• [OBJECTIVE]:
Below is a set of records; restate each one word for word.

• [DATA FOR THE TASK]:
__________

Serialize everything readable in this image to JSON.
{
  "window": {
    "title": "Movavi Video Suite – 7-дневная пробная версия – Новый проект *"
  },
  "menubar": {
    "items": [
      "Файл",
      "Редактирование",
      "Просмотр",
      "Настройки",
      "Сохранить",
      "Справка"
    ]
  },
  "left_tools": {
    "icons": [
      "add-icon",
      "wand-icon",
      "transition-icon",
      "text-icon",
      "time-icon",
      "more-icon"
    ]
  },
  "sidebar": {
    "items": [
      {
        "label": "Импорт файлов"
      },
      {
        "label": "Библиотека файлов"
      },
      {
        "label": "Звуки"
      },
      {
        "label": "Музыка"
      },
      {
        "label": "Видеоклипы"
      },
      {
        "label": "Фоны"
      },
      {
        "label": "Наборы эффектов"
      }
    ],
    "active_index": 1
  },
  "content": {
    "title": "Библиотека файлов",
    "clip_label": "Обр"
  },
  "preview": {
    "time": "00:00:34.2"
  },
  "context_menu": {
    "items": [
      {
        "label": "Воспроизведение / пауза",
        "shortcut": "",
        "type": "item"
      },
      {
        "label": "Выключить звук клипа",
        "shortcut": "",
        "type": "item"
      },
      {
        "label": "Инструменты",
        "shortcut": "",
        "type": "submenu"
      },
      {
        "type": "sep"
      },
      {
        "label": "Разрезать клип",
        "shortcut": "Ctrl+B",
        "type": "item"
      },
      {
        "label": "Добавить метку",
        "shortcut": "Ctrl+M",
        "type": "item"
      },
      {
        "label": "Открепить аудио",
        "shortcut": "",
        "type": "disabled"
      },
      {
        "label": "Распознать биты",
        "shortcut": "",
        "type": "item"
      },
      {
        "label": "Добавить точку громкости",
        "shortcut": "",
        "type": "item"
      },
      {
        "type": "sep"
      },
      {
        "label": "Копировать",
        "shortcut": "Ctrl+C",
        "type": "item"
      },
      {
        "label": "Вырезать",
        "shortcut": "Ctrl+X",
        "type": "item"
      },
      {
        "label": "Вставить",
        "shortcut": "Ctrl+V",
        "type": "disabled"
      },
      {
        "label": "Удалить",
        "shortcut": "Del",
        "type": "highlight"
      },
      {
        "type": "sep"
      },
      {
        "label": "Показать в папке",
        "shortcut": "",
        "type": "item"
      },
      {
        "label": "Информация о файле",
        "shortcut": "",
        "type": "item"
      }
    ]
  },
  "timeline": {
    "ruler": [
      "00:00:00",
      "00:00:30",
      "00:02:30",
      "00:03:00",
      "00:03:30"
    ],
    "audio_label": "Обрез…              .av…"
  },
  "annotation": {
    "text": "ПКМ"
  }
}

__________

• [THE RESULT]:
Serialize everything readable in this image to JSON.
{
  "window": {
    "title": "Movavi Video Suite – 7-дневная пробная версия – Новый проект *"
  },
  "menubar": {
    "items": [
      "Файл",
      "Редактирование",
      "Просмотр",
      "Настройки",
      "Сохранить",
      "Справка"
    ]
  },
  "left_tools": {
    "icons": [
      "add-icon",
      "wand-icon",
      "transition-icon",
      "text-icon",
      "time-icon",
      "more-icon"
    ]
  },
  "sidebar": {
    "items": [
      {
        "label": "Импорт файлов"
      },
      {
        "label": "Библиотека файлов"
      },
      {
        "label": "Звуки"
      },
      {
        "label": "Музыка"
      },
      {
        "label": "Видеоклипы"
      },
      {
        "label": "Фоны"
      },
      {
        "label": "Наборы эффектов"
      }
    ],
    "active_index": 1
  },
  "content": {
    "title": "Библиотека файлов",
    "clip_label": "Обр"
  },
  "preview": {
    "time": "00:00:34.2"
  },
  "context_menu": {
    "items": [
      {
        "label": "Воспроизведение / пауза",
        "shortcut": "",
        "type": "item"
      },
      {
        "label": "Выключить звук клипа",
        "shortcut": "",
        "type": "item"
      },
      {
        "label": "Инструменты",
        "shortcut": "",
        "type": "submenu"
      },
      {
        "type": "sep"
      },
      {
        "label": "Разрезать клип",
        "shortcut": "Ctrl+B",
        "type": "item"
      },
      {
        "label": "Добавить метку",
        "shortcut": "Ctrl+M",
        "type": "item"
      },
      {
        "label": "Открепить аудио",
        "shortcut": "",
        "type": "disabled"
      },
      {
        "label": "Распознать биты",
        "shortcut": "",
        "type": "item"
      },
      {
        "label": "Добавить точку громкости",
        "shortcut": "",
        "type": "item"
      },
      {
        "type": "sep"
      },
      {
        "label": "Копировать",
        "shortcut": "Ctrl+C",
        "type": "item"
      },
      {
        "label": "Вырезать",
        "shortcut": "Ctrl+X",
        "type": "item"
      },
      {
        "label": "Вставить",
        "shortcut": "Ctrl+V",
        "type": "disabled"
      },
      {
        "label": "Удалить",
        "shortcut": "Del",
        "type": "highlight"
      },
      {
        "type": "sep"
      },
      {
        "label": "Показать в папке",
        "shortcut": "",
        "type": "item"
      },
      {
        "label": "Информация о файле",
        "shortcut": "",
        "type": "item"
      }
    ]
  },
  "timeline": {
    "ruler": [
      "00:00:00",
      "00:00:30",
      "00:02:30",
      "00:03:00",
      "00:03:30"
    ],
    "audio_label": "Обрез…              .av…"
  },
  "annotation": {
    "text": "ПКМ"
  }
}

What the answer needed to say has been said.